## Task requirements
Print all the records exactly, please.

## Working data
========================================

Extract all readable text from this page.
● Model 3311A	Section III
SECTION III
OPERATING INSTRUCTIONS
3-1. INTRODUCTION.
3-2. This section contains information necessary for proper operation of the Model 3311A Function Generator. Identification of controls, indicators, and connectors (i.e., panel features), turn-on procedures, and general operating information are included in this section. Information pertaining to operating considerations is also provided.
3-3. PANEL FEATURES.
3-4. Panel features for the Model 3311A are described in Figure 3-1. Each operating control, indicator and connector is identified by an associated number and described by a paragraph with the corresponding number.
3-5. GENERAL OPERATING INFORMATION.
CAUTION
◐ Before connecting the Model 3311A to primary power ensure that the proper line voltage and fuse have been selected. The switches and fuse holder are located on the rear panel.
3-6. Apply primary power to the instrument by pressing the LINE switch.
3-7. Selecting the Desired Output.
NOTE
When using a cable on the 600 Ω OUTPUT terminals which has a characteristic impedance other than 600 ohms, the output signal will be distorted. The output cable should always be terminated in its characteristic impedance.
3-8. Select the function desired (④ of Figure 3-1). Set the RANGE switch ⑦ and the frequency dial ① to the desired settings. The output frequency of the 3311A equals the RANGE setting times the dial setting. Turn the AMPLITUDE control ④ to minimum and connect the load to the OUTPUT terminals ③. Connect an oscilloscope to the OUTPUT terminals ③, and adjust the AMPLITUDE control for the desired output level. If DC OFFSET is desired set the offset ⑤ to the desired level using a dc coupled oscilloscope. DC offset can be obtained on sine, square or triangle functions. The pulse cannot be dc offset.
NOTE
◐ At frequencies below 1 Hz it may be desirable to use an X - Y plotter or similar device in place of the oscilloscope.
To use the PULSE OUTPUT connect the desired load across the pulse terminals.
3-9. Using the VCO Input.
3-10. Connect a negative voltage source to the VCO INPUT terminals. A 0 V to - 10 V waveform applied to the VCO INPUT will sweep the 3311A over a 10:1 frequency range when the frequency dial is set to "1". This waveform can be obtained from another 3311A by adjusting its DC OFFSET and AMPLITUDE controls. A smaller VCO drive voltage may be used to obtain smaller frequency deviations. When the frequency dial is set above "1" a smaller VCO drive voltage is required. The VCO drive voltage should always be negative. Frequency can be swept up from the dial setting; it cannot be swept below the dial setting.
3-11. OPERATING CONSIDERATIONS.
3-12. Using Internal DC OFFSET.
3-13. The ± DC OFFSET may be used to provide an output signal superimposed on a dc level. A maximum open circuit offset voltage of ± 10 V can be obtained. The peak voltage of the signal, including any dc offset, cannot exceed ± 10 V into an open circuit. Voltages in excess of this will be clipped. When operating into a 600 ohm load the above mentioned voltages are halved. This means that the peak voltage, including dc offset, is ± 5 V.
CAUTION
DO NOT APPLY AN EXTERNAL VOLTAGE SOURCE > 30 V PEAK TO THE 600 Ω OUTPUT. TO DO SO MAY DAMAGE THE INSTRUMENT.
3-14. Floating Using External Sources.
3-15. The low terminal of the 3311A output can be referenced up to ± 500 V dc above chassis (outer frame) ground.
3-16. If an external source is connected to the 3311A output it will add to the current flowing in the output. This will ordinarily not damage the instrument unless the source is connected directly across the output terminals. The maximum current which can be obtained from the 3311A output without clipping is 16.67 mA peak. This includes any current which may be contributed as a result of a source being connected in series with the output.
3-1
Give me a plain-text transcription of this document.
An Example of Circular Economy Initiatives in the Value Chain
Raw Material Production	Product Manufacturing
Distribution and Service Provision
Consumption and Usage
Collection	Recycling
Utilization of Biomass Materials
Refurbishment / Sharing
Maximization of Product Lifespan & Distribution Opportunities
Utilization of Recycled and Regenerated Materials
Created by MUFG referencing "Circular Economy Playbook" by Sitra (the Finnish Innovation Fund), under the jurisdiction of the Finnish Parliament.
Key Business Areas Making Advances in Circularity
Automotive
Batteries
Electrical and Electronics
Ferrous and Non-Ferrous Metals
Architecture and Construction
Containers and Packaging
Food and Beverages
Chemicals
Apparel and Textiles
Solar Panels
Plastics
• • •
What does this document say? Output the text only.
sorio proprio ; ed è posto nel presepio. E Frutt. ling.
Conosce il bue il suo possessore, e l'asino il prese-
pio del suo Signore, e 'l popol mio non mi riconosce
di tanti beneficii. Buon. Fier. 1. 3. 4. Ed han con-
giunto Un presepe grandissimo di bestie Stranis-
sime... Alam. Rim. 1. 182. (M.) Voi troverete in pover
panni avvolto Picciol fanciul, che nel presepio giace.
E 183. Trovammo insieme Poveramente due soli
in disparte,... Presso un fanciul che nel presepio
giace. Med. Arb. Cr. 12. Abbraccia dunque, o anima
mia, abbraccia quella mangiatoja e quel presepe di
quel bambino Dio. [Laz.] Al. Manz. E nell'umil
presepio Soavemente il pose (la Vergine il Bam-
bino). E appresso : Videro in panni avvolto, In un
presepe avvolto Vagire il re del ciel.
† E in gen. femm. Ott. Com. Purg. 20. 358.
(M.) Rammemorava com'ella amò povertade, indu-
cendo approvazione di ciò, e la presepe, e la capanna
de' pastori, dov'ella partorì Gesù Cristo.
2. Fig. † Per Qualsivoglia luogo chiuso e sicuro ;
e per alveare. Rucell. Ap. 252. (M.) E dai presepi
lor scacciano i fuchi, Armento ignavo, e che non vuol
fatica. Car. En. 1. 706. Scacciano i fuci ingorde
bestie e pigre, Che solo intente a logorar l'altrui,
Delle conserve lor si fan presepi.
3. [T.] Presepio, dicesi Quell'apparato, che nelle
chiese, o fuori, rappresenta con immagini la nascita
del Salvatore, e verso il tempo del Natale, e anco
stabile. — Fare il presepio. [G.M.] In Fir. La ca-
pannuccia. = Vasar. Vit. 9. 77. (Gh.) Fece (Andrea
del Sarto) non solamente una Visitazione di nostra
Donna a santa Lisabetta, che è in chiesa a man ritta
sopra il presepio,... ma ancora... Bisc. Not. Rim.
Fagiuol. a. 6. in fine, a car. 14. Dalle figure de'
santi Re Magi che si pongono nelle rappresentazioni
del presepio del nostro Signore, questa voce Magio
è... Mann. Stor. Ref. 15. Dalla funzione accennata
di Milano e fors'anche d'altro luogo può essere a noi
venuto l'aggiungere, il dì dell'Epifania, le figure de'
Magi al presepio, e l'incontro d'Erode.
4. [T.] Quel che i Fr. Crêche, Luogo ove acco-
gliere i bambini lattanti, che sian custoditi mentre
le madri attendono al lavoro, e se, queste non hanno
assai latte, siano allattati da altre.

========================================

## Task result
Extract all readable text from this page.
● Model 3311A	Section III
SECTION III
OPERATING INSTRUCTIONS
3-1. INTRODUCTION.
3-2. This section contains information necessary for proper operation of the Model 3311A Function Generator. Identification of controls, indicators, and connectors (i.e., panel features), turn-on procedures, and general operating information are included in this section. Information pertaining to operating considerations is also provided.
3-3. PANEL FEATURES.
3-4. Panel features for the Model 3311A are described in Figure 3-1. Each operating control, indicator and connector is identified by an associated number and described by a paragraph with the corresponding number.
3-5. GENERAL OPERATING INFORMATION.
CAUTION
◐ Before connecting the Model 3311A to primary power ensure that the proper line voltage and fuse have been selected. The switches and fuse holder are located on the rear panel.
3-6. Apply primary power to the instrument by pressing the LINE switch.
3-7. Selecting the Desired Output.
NOTE
When using a cable on the 600 Ω OUTPUT terminals which has a characteristic impedance other than 600 ohms, the output signal will be distorted. The output cable should always be terminated in its characteristic impedance.
3-8. Select the function desired (④ of Figure 3-1). Set the RANGE switch ⑦ and the frequency dial ① to the desired settings. The output frequency of the 3311A equals the RANGE setting times the dial setting. Turn the AMPLITUDE control ④ to minimum and connect the load to the OUTPUT terminals ③. Connect an oscilloscope to the OUTPUT terminals ③, and adjust the AMPLITUDE control for the desired output level. If DC OFFSET is desired set the offset ⑤ to the desired level using a dc coupled oscilloscope. DC offset can be obtained on sine, square or triangle functions. The pulse cannot be dc offset.
NOTE
◐ At frequencies below 1 Hz it may be desirable to use an X - Y plotter or similar device in place of the oscilloscope.
To use the PULSE OUTPUT connect the desired load across the pulse terminals.
3-9. Using the VCO Input.
3-10. Connect a negative voltage source to the VCO INPUT terminals. A 0 V to - 10 V waveform applied to the VCO INPUT will sweep the 3311A over a 10:1 frequency range when the frequency dial is set to "1". This waveform can be obtained from another 3311A by adjusting its DC OFFSET and AMPLITUDE controls. A smaller VCO drive voltage may be used to obtain smaller frequency deviations. When the frequency dial is set above "1" a smaller VCO drive voltage is required. The VCO drive voltage should always be negative. Frequency can be swept up from the dial setting; it cannot be swept below the dial setting.
3-11. OPERATING CONSIDERATIONS.
3-12. Using Internal DC OFFSET.
3-13. The ± DC OFFSET may be used to provide an output signal superimposed on a dc level. A maximum open circuit offset voltage of ± 10 V can be obtained. The peak voltage of the signal, including any dc offset, cannot exceed ± 10 V into an open circuit. Voltages in excess of this will be clipped. When operating into a 600 ohm load the above mentioned voltages are halved. This means that the peak voltage, including dc offset, is ± 5 V.
CAUTION
DO NOT APPLY AN EXTERNAL VOLTAGE SOURCE > 30 V PEAK TO THE 600 Ω OUTPUT. TO DO SO MAY DAMAGE THE INSTRUMENT.
3-14. Floating Using External Sources.
3-15. The low terminal of the 3311A output can be referenced up to ± 500 V dc above chassis (outer frame) ground.
3-16. If an external source is connected to the 3311A output it will add to the current flowing in the output. This will ordinarily not damage the instrument unless the source is connected directly across the output terminals. The maximum current which can be obtained from the 3311A output without clipping is 16.67 mA peak. This includes any current which may be contributed as a result of a source being connected in series with the output.
3-1
Give me a plain-text transcription of this document.
An Example of Circular Economy Initiatives in the Value Chain
Raw Material Production	Product Manufacturing
Distribution and Service Provision
Consumption and Usage
Collection	Recycling
Utilization of Biomass Materials
Refurbishment / Sharing
Maximization of Product Lifespan & Distribution Opportunities
Utilization of Recycled and Regenerated Materials
Created by MUFG referencing "Circular Economy Playbook" by Sitra (the Finnish Innovation Fund), under the jurisdiction of the Finnish Parliament.
Key Business Areas Making Advances in Circularity
Automotive
Batteries
Electrical and Electronics
Ferrous and Non-Ferrous Metals
Architecture and Construction
Containers and Packaging
Food and Beverages
Chemicals
Apparel and Textiles
Solar Panels
Plastics
• • •
What does this document say? Output the text only.
sorio proprio ; ed è posto nel presepio. E Frutt. ling.
Conosce il bue il suo possessore, e l'asino il prese-
pio del suo Signore, e 'l popol mio non mi riconosce
di tanti beneficii. Buon. Fier. 1. 3. 4. Ed han con-
giunto Un presepe grandissimo di bestie Stranis-
sime... Alam. Rim. 1. 182. (M.) Voi troverete in pover
panni avvolto Picciol fanciul, che nel presepio giace.
E 183. Trovammo insieme Poveramente due soli
in disparte,... Presso un fanciul che nel presepio
giace. Med. Arb. Cr. 12. Abbraccia dunque, o anima
mia, abbraccia quella mangiatoja e quel presepe di
quel bambino Dio. [Laz.] Al. Manz. E nell'umil
presepio Soavemente il pose (la Vergine il Bam-
bino). E appresso : Videro in panni avvolto, In un
presepe avvolto Vagire il re del ciel.
† E in gen. femm. Ott. Com. Purg. 20. 358.
(M.) Rammemorava com'ella amò povertade, indu-
cendo approvazione di ciò, e la presepe, e la capanna
de' pastori, dov'ella partorì Gesù Cristo.
2. Fig. † Per Qualsivoglia luogo chiuso e sicuro ;
e per alveare. Rucell. Ap. 252. (M.) E dai presepi
lor scacciano i fuchi, Armento ignavo, e che non vuol
fatica. Car. En. 1. 706. Scacciano i fuci ingorde
bestie e pigre, Che solo intente a logorar l'altrui,
Delle conserve lor si fan presepi.
3. [T.] Presepio, dicesi Quell'apparato, che nelle
chiese, o fuori, rappresenta con immagini la nascita
del Salvatore, e verso il tempo del Natale, e anco
stabile. — Fare il presepio. [G.M.] In Fir. La ca-
pannuccia. = Vasar. Vit. 9. 77. (Gh.) Fece (Andrea
del Sarto) non solamente una Visitazione di nostra
Donna a santa Lisabetta, che è in chiesa a man ritta
sopra il presepio,... ma ancora... Bisc. Not. Rim.
Fagiuol. a. 6. in fine, a car. 14. Dalle figure de'
santi Re Magi che si pongono nelle rappresentazioni
del presepio del nostro Signore, questa voce Magio
è... Mann. Stor. Ref. 15. Dalla funzione accennata
di Milano e fors'anche d'altro luogo può essere a noi
venuto l'aggiungere, il dì dell'Epifania, le figure de'
Magi al presepio, e l'incontro d'Erode.
4. [T.] Quel che i Fr. Crêche, Luogo ove acco-
gliere i bambini lattanti, che sian custoditi mentre
le madri attendono al lavoro, e se, queste non hanno
assai latte, siano allattati da altre.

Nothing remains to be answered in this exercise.